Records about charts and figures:

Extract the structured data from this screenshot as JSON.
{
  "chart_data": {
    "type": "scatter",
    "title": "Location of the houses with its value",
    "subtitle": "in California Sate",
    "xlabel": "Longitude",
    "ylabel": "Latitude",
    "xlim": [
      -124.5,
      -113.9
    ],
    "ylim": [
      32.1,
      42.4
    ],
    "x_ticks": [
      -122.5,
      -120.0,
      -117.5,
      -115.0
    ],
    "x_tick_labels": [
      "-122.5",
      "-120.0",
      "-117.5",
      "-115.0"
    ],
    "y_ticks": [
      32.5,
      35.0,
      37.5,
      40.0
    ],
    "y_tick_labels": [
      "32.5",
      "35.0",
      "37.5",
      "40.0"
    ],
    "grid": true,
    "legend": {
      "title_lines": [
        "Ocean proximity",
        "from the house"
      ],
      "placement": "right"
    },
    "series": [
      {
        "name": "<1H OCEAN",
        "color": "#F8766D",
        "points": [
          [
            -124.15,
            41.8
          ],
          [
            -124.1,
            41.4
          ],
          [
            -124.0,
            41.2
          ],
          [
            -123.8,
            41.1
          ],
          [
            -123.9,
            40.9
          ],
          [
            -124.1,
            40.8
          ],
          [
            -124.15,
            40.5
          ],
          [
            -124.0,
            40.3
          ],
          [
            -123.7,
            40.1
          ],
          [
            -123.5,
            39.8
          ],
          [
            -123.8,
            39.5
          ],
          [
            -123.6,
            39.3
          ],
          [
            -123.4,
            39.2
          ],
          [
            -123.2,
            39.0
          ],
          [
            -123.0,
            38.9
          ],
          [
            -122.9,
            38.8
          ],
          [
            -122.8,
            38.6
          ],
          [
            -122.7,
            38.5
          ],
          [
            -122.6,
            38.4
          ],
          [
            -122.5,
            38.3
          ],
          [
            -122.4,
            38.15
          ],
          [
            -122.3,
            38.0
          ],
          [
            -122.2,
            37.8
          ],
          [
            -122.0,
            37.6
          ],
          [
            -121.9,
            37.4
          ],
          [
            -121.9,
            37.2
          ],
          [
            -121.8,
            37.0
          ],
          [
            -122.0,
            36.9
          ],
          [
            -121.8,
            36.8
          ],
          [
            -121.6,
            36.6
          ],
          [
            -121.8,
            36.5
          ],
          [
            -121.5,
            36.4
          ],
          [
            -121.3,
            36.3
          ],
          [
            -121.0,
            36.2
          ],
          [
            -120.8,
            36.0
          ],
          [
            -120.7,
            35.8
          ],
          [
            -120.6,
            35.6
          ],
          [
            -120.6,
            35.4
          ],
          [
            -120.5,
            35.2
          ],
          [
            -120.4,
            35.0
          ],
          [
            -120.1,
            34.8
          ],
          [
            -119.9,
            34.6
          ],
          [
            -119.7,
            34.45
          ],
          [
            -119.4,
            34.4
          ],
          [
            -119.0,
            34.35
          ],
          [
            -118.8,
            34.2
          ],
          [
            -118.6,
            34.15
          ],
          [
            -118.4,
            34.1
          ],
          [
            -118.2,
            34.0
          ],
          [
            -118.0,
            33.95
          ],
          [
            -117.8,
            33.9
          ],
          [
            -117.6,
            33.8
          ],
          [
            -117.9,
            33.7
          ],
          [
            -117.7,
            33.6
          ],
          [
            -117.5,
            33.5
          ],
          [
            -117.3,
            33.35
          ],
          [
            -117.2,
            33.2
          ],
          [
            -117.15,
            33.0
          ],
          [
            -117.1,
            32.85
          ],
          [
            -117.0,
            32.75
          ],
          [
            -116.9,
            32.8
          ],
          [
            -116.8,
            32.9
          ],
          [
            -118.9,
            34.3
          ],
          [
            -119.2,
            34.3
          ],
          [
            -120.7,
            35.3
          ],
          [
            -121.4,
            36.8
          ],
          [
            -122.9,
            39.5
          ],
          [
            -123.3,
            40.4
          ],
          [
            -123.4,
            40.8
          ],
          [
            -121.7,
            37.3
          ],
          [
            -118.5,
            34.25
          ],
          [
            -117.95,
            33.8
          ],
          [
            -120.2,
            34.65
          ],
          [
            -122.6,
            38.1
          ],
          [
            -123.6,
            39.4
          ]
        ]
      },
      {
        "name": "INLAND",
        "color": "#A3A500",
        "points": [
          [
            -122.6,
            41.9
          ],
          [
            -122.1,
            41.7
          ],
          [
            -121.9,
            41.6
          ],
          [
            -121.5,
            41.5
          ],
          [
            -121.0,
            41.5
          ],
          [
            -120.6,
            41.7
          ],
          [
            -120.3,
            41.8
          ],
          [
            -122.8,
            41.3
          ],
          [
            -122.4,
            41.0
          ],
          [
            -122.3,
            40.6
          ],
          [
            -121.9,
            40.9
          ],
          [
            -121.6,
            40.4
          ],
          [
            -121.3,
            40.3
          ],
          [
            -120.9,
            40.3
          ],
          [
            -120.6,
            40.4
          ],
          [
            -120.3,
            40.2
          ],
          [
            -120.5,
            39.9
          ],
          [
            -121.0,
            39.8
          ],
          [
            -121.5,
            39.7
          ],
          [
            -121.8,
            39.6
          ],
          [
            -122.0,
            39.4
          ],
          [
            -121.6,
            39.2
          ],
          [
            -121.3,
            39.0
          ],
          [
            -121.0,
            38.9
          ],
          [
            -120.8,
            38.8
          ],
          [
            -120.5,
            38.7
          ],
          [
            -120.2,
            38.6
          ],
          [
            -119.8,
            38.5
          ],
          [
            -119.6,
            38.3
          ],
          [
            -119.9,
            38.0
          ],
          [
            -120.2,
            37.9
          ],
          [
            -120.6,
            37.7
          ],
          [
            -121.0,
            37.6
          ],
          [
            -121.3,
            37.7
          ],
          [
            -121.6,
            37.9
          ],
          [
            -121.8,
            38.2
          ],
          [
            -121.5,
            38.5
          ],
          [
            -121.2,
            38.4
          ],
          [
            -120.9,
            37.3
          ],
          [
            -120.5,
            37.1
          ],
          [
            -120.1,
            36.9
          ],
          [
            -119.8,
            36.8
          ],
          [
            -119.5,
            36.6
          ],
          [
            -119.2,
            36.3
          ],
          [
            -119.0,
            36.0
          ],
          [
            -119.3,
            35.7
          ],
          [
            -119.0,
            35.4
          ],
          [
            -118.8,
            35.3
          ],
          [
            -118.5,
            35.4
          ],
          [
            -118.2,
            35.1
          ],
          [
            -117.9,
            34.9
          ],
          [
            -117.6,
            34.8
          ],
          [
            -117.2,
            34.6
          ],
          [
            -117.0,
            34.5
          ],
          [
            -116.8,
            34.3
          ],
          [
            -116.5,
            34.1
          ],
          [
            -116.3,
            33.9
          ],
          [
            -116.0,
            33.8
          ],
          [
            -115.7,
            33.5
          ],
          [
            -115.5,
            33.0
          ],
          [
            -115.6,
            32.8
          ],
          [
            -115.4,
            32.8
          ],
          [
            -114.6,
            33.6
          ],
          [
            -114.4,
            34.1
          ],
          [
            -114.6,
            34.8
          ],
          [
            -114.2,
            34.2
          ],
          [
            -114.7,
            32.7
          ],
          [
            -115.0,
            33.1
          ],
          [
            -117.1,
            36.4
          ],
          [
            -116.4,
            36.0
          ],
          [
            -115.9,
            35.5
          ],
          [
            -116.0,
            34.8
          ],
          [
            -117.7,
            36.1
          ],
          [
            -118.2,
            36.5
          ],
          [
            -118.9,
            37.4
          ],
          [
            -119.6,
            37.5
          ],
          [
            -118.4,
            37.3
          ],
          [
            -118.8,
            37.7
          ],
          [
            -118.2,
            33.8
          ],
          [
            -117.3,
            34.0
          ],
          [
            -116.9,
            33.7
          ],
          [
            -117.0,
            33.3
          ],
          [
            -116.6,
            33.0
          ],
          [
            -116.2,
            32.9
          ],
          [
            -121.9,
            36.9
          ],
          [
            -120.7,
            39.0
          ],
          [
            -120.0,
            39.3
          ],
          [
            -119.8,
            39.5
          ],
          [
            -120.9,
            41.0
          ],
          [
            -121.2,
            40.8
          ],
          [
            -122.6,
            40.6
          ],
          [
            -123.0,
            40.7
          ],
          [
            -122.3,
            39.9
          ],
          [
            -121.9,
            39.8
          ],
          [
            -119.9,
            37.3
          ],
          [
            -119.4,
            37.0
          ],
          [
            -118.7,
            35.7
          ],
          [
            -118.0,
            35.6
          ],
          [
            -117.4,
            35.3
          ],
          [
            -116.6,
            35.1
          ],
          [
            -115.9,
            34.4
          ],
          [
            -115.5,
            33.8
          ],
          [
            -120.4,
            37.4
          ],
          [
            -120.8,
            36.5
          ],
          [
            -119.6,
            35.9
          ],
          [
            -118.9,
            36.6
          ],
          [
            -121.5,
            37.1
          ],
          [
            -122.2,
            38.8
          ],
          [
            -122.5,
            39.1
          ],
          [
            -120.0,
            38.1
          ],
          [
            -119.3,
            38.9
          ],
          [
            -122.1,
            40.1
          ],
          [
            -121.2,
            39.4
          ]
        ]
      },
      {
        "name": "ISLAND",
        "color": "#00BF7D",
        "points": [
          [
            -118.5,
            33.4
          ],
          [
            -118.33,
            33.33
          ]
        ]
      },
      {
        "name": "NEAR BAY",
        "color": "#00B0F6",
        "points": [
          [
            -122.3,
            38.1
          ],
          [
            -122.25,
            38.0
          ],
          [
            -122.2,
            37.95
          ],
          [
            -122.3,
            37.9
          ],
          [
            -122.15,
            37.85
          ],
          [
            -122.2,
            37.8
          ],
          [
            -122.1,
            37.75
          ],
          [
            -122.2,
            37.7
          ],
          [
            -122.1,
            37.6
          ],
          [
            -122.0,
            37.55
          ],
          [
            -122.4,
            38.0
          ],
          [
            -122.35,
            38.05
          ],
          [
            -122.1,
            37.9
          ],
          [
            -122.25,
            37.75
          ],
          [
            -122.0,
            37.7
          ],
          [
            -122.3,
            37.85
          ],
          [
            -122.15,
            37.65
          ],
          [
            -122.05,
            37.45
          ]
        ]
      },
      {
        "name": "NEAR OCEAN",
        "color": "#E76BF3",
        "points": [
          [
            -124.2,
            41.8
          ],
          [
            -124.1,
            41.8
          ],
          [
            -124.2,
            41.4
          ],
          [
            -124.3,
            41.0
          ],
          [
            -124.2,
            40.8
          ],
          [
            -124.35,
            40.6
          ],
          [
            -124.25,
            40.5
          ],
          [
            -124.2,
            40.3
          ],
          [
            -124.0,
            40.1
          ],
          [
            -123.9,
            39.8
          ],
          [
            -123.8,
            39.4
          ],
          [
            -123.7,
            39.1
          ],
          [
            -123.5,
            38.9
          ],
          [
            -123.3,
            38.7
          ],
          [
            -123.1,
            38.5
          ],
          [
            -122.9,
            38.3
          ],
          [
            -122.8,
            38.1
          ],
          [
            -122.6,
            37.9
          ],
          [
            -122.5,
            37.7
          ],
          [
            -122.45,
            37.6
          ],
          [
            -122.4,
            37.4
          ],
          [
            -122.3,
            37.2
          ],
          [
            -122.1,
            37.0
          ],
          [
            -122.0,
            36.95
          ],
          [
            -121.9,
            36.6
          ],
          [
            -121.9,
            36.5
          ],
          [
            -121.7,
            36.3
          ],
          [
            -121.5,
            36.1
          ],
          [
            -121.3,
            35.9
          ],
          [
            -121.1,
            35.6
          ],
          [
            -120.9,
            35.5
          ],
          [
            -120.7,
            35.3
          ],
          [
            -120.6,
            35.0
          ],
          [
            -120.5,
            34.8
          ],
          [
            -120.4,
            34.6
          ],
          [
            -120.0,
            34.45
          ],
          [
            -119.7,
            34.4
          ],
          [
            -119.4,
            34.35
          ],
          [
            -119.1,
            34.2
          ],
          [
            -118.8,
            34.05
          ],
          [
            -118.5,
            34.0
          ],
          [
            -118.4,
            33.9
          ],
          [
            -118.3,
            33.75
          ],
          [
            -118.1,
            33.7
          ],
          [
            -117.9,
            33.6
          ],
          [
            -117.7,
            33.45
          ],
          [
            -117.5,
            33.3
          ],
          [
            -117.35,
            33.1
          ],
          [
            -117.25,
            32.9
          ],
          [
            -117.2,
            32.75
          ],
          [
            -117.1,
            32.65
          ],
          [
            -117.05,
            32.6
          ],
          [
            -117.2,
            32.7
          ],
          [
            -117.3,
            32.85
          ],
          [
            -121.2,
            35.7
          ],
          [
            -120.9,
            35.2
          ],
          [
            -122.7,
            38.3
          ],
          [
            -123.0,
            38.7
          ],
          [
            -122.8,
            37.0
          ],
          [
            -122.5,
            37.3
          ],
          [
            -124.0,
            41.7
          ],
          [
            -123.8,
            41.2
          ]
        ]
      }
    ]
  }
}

GIVEN INSTRUCTION — Locate and copy each line in the data above that includes the word "color".

FULL RESPONSE —
        "color": "#F8766D",
        "color": "#A3A500",
        "color": "#00BF7D",
        "color": "#00B0F6",
        "color": "#E76BF3",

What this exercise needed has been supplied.